* **Using the information**:
1 - Decide whether each statement agrees with the text on the labor market. Answer yes or no for each, and quote the words of the text that decide it. (a) The labor force participation rate has returned to its level from before the recession. (b) The participation rate takes into account people who have been jobless for a long time. (c) Mueller describes an expectation of about 170,000 jobs a month.
2 - Name every rate that the text on the labor market mentions. Count a rate that appears under more than one name only once.
3 - Return the passage of the text on the labor market from "The unemployment rate" to "before the recession.".

* **Reading text**:

The economy is in a relatively good position when it comes to employment growth. The labor market has even managed to reach close to full employment. Nevertheless, the slow growth and other market indicators have shown it could be much better.


“It’s been moderate,” Ethics and Public Policy Center Economist John Mueller told InsideSources. “I think the expectation is for about 170,000 jobs a month which is on the below average side but it’s positive and it continues to be decent, and I think it reflects the middling growth of the economy.”

The unemployment rate is just one indicator for assessing the health of the labor market. Market indicators elsewhere have not been as positive. The labor force participation rate, for instance, has failed to reach the level it was at before the recession.

The labor participation rate tracks the number of employed and those actively seeking work as a percentage of the total population. The participation rate factors in those who have suffered long-term joblessness, unlike the employment rate.

* **Extracted data**:
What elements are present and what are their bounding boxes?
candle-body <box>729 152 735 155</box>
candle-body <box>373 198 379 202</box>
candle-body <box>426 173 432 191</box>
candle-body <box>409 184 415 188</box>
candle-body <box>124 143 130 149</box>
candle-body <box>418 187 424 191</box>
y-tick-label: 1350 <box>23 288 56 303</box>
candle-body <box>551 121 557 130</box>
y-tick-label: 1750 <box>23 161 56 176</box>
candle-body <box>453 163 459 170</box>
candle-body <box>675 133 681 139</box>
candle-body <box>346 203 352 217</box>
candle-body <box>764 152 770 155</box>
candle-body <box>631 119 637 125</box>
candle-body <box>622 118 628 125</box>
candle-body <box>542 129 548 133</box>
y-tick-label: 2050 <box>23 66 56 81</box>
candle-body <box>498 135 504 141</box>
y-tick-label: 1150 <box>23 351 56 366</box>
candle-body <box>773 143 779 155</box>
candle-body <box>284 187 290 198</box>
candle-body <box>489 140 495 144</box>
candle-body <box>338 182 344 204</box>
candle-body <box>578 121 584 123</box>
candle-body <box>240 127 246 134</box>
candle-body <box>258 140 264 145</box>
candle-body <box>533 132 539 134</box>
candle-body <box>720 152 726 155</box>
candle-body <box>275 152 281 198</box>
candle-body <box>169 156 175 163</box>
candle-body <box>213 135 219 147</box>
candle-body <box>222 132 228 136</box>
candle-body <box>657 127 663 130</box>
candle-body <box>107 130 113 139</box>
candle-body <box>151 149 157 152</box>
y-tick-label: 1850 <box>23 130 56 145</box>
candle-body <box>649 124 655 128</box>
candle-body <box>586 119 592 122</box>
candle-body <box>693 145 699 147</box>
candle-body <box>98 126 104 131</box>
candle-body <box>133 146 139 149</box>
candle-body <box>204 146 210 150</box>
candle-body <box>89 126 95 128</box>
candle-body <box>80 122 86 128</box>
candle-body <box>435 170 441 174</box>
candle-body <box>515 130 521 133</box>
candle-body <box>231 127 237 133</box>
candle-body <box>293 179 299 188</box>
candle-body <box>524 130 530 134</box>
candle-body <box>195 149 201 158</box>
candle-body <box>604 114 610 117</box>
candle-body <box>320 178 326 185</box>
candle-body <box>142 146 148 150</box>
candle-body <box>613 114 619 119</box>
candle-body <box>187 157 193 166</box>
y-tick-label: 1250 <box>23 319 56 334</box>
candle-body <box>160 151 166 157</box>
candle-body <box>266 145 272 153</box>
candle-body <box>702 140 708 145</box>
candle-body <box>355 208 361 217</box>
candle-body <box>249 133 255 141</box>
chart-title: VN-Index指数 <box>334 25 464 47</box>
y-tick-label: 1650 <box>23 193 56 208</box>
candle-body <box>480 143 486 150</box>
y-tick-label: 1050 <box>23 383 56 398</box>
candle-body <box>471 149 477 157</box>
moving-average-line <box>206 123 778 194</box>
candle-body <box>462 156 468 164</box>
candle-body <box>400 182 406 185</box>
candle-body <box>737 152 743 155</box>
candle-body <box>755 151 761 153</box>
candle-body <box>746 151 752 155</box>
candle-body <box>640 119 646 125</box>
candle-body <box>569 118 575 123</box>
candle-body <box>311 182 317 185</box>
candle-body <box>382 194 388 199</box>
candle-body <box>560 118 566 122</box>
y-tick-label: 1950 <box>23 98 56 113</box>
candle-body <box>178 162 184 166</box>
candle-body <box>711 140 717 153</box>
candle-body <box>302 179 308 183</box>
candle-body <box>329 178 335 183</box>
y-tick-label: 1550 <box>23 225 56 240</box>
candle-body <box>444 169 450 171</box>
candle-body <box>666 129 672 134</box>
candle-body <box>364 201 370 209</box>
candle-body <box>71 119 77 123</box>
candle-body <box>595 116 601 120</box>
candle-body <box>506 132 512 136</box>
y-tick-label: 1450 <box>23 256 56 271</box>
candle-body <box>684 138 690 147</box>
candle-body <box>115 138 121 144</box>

* **Completed exercise**:
1 -
(a) No: "The labor force participation rate, for instance, has failed to reach the level it was at before the recession."
(b) Yes: "The participation rate factors in those who have suffered long-term joblessness, unlike the employment rate."
(c) Yes: "I think the expectation is for about 170,000 jobs a month"

2 - unemployment rate; labor force participation rate (also called "labor participation rate" and "participation rate"); employment rate

3 -
The unemployment rate is just one indicator for assessing the health of the labor market. Market indicators elsewhere have not been as positive. The labor force participation rate, for instance, has failed to reach the level it was at before the recession.